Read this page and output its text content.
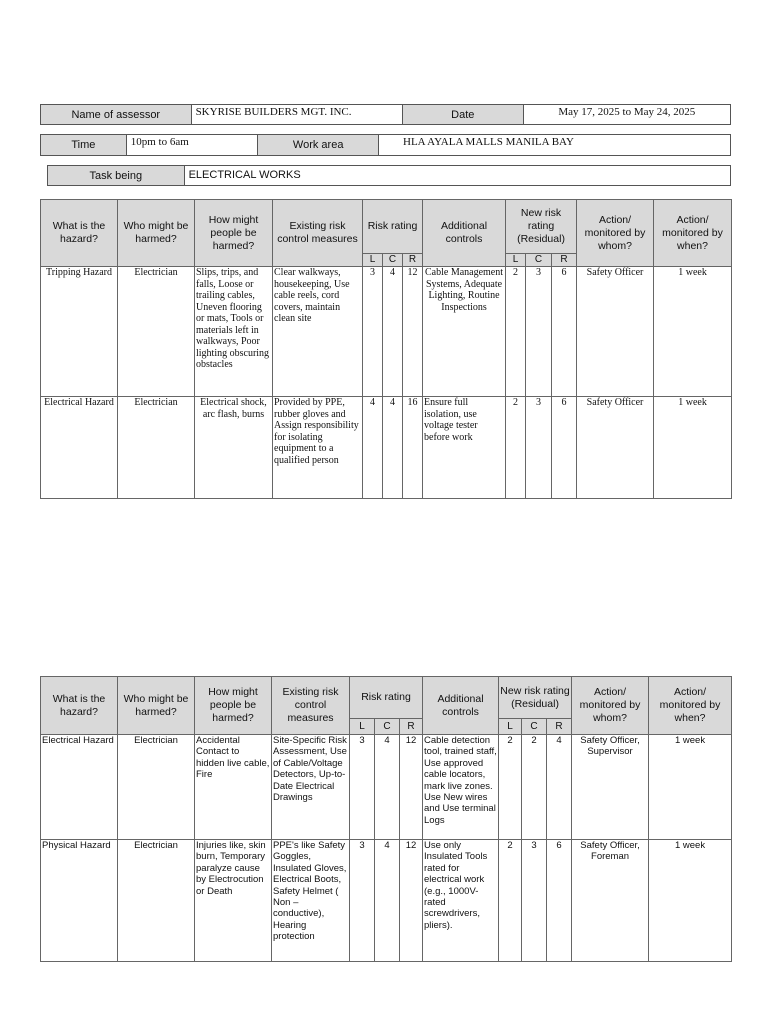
Name of assessor	SKYRISE BUILDERS MGT. INC.	Date	May 17, 2025 to May 24, 2025
Time	10pm to 6am	Work area	HLA AYALA MALLS MANILA BAY
Task being	ELECTRICAL WORKS
What is the hazard?	Who might be harmed?	How might people be harmed?	Existing risk control measures	Risk rating			Additional controls	New risk rating (Residual)			Action/ monitored by whom?	Action/ monitored by when?
				L	C	R		L	C	R		
Tripping Hazard	Electrician	Slips, trips, and falls, Loose or trailing cables, Uneven flooring or mats, Tools or materials left in walkways, Poor lighting obscuring obstacles	Clear walkways, housekeeping, Use cable reels, cord covers, maintain clean site	3	4	12	Cable Management Systems, Adequate Lighting, Routine Inspections	2	3	6	Safety Officer	1 week
Electrical Hazard	Electrician	Electrical shock, arc flash, burns	Provided by PPE, rubber gloves and Assign responsibility for isolating equipment to a qualified person	4	4	16	Ensure full isolation, use voltage tester before work	2	3	6	Safety Officer	1 week
What is the hazard?	Who might be harmed?	How might people be harmed?	Existing risk control measures	Risk rating			Additional controls	New risk rating (Residual)			Action/ monitored by whom?	Action/ monitored by when?
				L	C	R		L	C	R		
Electrical Hazard	Electrician	Accidental Contact to hidden live cable, Fire	Site-Specific Risk Assessment, Use of Cable/Voltage Detectors, Up-to-Date Electrical Drawings	3	4	12	Cable detection tool, trained staff, Use approved cable locators, mark live zones. Use New wires and Use terminal Logs	2	2	4	Safety Officer, Supervisor	1 week
Physical Hazard	Electrician	Injuries like, skin burn, Temporary paralyze cause by Electrocution or Death	PPE's like Safety Goggles, Insulated Gloves, Electrical Boots, Safety Helmet ( Non – conductive), Hearing protection	3	4	12	Use only Insulated Tools rated for electrical work (e.g., 1000V-rated screwdrivers, pliers).	2	3	6	Safety Officer, Foreman	1 week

(Goal) Leave out all pictures, then copy the remaining material exactly.

(Response below)
Read this page and output its text content.
Name of assessor	SKYRISE BUILDERS MGT. INC.	Date	May 17, 2025 to May 24, 2025
Time	10pm to 6am	Work area	HLA AYALA MALLS MANILA BAY
Task being	ELECTRICAL WORKS
What is the hazard?	Who might be harmed?	How might people be harmed?	Existing risk control measures	Risk rating			Additional controls	New risk rating (Residual)			Action/ monitored by whom?	Action/ monitored by when?
				L	C	R		L	C	R		
Tripping Hazard	Electrician	Slips, trips, and falls, Loose or trailing cables, Uneven flooring or mats, Tools or materials left in walkways, Poor lighting obscuring obstacles	Clear walkways, housekeeping, Use cable reels, cord covers, maintain clean site	3	4	12	Cable Management Systems, Adequate Lighting, Routine Inspections	2	3	6	Safety Officer	1 week
Electrical Hazard	Electrician	Electrical shock, arc flash, burns	Provided by PPE, rubber gloves and Assign responsibility for isolating equipment to a qualified person	4	4	16	Ensure full isolation, use voltage tester before work	2	3	6	Safety Officer	1 week
What is the hazard?	Who might be harmed?	How might people be harmed?	Existing risk control measures	Risk rating			Additional controls	New risk rating (Residual)			Action/ monitored by whom?	Action/ monitored by when?
				L	C	R		L	C	R		
Electrical Hazard	Electrician	Accidental Contact to hidden live cable, Fire	Site-Specific Risk Assessment, Use of Cable/Voltage Detectors, Up-to-Date Electrical Drawings	3	4	12	Cable detection tool, trained staff, Use approved cable locators, mark live zones. Use New wires and Use terminal Logs	2	2	4	Safety Officer, Supervisor	1 week
Physical Hazard	Electrician	Injuries like, skin burn, Temporary paralyze cause by Electrocution or Death	PPE's like Safety Goggles, Insulated Gloves, Electrical Boots, Safety Helmet ( Non – conductive), Hearing protection	3	4	12	Use only Insulated Tools rated for electrical work (e.g., 1000V-rated screwdrivers, pliers).	2	3	6	Safety Officer, Foreman	1 week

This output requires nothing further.